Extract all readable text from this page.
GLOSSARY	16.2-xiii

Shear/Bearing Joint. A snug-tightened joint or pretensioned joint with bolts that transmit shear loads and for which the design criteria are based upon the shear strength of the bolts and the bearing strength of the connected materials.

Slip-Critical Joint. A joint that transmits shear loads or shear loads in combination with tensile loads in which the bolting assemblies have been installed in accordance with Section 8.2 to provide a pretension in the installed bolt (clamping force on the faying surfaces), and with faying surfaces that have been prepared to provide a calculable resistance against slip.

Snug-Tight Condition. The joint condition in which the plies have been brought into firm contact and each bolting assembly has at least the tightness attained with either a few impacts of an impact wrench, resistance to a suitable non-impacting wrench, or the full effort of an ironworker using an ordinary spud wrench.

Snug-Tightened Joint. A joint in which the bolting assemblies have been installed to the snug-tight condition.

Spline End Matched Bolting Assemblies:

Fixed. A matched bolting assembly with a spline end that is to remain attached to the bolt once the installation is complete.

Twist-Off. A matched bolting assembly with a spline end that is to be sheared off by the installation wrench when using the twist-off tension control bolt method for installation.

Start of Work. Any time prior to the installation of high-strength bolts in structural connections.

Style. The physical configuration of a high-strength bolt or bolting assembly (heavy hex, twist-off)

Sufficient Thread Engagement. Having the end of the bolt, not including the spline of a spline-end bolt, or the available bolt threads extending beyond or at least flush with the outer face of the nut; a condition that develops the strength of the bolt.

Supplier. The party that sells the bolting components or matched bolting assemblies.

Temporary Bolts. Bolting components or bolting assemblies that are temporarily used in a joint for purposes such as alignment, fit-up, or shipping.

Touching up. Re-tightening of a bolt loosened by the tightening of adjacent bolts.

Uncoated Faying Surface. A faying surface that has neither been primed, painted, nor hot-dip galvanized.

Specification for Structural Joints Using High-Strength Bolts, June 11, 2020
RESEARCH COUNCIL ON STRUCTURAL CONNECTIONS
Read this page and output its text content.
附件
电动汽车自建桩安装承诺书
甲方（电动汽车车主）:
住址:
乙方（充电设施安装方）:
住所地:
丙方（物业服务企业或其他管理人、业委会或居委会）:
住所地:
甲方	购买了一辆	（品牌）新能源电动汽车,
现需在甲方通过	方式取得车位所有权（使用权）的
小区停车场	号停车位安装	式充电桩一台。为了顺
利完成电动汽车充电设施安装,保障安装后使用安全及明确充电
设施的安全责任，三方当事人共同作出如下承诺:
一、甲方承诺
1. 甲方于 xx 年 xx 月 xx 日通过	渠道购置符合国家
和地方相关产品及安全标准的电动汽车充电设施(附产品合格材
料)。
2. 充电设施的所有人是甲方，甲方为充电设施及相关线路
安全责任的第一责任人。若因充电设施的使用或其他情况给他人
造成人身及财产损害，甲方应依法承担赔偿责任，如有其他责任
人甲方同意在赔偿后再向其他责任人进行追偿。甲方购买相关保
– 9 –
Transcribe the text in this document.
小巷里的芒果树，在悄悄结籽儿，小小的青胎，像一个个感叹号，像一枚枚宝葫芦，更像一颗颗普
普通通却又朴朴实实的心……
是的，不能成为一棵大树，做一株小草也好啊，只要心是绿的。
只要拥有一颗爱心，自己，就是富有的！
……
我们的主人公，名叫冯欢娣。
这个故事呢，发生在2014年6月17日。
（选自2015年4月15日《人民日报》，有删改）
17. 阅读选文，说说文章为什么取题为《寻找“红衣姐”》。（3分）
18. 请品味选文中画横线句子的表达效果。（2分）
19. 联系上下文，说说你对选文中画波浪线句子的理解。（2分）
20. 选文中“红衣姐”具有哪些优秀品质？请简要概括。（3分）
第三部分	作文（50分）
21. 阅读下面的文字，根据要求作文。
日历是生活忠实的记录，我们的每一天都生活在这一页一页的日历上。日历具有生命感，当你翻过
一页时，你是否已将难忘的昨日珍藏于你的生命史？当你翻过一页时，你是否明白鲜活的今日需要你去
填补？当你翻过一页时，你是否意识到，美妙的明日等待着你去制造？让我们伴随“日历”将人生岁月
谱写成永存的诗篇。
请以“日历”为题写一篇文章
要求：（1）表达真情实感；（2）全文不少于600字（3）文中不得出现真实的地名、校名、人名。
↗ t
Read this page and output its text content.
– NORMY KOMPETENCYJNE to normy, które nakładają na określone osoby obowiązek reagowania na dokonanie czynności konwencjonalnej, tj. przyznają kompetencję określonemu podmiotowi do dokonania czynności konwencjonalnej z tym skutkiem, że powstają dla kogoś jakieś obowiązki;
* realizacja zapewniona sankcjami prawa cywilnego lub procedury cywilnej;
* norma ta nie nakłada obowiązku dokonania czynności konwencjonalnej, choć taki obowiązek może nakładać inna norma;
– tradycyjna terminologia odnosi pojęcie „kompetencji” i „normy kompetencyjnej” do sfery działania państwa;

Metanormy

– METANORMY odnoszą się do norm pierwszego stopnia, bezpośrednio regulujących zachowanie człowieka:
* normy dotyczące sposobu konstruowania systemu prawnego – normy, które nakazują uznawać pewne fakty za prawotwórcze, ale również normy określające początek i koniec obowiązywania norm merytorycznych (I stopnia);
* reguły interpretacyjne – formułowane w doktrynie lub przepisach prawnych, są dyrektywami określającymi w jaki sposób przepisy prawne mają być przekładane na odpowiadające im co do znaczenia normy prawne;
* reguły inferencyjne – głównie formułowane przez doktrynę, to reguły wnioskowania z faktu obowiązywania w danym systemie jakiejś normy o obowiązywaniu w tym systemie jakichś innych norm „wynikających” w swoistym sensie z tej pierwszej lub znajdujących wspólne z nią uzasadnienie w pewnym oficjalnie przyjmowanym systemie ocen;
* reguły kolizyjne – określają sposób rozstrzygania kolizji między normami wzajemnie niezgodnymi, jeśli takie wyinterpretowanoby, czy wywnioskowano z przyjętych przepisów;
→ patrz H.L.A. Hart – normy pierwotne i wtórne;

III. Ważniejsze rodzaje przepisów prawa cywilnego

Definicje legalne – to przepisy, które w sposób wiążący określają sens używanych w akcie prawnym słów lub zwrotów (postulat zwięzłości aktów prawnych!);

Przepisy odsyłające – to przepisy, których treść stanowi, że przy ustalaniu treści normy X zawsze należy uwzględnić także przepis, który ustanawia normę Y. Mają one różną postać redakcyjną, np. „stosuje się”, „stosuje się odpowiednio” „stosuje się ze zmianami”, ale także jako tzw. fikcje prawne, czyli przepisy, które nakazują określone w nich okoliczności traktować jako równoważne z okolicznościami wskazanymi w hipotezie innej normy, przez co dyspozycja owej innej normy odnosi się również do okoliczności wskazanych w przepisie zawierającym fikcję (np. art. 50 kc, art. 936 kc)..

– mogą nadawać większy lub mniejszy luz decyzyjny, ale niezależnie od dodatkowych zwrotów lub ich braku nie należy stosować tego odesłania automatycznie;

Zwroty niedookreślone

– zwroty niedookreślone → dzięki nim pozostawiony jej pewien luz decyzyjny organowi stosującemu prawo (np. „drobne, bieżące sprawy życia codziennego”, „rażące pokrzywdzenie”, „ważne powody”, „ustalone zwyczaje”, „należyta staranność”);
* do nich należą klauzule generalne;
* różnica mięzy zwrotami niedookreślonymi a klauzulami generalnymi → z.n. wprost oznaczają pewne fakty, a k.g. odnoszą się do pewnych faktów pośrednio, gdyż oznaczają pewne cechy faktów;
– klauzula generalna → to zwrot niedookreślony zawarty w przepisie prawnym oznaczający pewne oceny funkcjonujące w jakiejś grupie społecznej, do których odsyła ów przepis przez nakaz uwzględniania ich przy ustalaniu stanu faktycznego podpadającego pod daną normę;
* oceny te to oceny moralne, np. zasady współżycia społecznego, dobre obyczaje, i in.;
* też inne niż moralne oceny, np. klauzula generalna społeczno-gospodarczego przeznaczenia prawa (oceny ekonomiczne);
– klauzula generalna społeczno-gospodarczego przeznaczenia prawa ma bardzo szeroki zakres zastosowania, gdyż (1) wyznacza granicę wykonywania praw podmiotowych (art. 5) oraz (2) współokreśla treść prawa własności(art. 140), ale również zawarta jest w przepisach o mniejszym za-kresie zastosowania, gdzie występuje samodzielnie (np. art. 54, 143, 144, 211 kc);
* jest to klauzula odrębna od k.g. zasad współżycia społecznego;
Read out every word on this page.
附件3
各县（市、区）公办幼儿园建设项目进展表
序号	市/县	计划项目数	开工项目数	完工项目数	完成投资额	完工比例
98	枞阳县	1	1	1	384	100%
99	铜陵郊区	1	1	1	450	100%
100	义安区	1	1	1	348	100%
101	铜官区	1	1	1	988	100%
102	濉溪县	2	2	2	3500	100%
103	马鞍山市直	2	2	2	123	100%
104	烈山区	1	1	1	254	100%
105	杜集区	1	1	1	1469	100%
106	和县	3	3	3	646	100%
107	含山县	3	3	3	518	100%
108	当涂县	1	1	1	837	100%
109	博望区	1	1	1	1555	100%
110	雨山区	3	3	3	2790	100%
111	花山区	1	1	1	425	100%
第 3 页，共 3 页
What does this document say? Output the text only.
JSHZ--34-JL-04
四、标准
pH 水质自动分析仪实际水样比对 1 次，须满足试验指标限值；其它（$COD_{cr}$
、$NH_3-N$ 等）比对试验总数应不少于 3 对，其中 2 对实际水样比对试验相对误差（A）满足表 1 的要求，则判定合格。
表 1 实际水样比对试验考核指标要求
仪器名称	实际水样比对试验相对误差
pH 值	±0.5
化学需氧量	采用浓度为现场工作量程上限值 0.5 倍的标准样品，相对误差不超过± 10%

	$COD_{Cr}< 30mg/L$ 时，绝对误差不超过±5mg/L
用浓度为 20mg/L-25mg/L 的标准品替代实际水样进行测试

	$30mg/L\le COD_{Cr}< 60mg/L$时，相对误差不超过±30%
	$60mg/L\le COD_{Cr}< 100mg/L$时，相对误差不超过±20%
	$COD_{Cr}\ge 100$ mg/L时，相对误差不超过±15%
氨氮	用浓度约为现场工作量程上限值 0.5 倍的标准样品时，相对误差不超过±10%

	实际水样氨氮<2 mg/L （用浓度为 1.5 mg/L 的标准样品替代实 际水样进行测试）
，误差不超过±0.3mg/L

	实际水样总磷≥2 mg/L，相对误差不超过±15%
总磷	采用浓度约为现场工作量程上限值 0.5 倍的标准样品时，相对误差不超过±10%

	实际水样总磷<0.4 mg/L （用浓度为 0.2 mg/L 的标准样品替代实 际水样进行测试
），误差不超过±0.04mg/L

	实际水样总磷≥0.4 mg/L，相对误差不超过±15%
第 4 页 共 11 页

- _TASK OBJECTIVE_
Select every line in the material above where the string "document" occurs, and copy it.

- _TASK ANSWER_
Transcribe the text in this document.
What does this document say? Output the text only.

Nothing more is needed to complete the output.